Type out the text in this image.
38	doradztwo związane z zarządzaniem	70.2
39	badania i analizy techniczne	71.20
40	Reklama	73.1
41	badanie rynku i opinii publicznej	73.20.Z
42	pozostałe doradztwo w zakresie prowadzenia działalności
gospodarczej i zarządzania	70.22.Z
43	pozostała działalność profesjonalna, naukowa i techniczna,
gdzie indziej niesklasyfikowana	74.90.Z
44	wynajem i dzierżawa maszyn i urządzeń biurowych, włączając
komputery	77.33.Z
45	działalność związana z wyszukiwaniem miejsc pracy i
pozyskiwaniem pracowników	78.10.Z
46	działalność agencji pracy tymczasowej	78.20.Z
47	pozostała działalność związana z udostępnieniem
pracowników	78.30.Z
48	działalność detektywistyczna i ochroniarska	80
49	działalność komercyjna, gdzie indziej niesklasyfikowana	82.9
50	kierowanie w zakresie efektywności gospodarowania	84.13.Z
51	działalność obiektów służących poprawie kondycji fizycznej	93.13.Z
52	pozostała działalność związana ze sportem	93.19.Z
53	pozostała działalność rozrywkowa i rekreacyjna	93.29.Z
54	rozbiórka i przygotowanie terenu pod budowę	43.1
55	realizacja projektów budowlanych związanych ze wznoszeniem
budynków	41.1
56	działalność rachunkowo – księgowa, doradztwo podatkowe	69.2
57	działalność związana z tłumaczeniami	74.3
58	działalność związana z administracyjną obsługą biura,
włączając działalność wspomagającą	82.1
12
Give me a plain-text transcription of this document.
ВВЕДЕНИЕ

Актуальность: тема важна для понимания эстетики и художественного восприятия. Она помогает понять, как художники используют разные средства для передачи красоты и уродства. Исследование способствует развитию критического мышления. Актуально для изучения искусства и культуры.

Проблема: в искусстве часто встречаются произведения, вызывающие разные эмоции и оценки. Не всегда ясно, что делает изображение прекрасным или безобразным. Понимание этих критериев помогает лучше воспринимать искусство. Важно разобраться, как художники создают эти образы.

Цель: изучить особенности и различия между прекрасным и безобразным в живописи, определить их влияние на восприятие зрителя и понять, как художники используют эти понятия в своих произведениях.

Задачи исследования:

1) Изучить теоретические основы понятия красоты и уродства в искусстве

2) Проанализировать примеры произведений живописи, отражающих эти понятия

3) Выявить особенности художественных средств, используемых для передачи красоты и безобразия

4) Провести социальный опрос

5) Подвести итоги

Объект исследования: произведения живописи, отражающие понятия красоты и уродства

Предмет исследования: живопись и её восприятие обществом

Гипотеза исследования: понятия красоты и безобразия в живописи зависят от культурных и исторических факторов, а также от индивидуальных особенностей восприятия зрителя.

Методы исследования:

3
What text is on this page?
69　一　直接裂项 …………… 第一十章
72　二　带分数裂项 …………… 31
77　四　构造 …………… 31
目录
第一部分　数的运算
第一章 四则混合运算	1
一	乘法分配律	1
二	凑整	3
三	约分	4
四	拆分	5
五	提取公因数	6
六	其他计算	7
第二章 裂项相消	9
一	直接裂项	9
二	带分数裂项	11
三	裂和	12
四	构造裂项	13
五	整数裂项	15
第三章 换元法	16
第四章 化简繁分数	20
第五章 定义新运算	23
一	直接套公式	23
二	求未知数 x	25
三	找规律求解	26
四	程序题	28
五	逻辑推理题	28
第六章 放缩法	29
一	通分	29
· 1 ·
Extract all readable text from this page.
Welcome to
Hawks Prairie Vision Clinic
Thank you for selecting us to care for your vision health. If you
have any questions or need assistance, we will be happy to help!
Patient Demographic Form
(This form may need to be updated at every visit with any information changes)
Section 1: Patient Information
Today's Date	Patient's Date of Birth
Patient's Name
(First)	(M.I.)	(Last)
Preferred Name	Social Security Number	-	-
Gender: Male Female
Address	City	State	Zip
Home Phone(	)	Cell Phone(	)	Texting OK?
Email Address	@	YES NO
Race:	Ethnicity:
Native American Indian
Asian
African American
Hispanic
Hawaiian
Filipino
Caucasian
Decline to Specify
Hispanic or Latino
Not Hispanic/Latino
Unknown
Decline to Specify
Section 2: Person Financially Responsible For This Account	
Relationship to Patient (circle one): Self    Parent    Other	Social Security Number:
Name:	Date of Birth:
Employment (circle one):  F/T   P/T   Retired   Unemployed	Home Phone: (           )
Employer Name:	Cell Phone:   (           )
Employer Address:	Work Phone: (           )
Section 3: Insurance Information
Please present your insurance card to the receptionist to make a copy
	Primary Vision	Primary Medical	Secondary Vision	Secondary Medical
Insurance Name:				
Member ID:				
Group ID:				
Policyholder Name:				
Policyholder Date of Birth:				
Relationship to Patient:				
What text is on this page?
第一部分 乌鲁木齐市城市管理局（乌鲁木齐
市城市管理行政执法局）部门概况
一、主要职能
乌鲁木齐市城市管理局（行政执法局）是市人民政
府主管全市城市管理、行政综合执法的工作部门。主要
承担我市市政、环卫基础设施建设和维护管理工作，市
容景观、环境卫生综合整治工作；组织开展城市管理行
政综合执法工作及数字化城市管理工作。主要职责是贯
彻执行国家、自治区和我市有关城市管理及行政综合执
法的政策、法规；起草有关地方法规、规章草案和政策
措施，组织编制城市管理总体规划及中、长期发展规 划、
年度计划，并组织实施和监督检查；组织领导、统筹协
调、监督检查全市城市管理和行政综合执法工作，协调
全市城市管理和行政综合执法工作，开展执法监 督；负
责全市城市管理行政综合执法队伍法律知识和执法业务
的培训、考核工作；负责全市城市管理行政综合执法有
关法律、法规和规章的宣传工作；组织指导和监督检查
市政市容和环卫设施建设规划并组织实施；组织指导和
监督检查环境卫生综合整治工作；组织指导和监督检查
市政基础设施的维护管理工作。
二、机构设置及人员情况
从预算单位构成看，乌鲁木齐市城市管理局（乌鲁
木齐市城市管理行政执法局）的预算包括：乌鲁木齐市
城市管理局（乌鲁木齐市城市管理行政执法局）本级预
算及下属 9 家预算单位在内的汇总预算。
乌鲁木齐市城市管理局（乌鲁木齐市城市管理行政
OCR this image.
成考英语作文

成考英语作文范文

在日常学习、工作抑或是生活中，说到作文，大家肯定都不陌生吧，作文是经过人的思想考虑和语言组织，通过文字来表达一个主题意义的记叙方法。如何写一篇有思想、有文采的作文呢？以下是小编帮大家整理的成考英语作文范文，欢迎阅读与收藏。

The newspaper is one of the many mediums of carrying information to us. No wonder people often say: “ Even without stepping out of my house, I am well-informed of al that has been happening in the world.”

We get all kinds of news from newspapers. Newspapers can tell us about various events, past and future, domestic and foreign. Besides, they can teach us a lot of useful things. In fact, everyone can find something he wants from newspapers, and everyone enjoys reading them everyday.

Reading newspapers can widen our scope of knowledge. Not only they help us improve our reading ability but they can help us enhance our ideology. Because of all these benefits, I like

○ ○ ○ ○ ○ ○ ○

### YOUR GOAL
From the data above, copy out every line with the string "помогает" in it.

### RESPONSE BELOW
Актуальность: тема важна для понимания эстетики и художественного восприятия. Она помогает понять, как художники используют разные средства для передачи красоты и уродства. Исследование способствует развитию критического мышления. Актуально для изучения искусства и культуры.
Проблема: в искусстве часто встречаются произведения, вызывающие разные эмоции и оценки. Не всегда ясно, что делает изображение прекрасным или безобразным. Понимание этих критериев помогает лучше воспринимать искусство. Важно разобраться, как художники создают эти образы.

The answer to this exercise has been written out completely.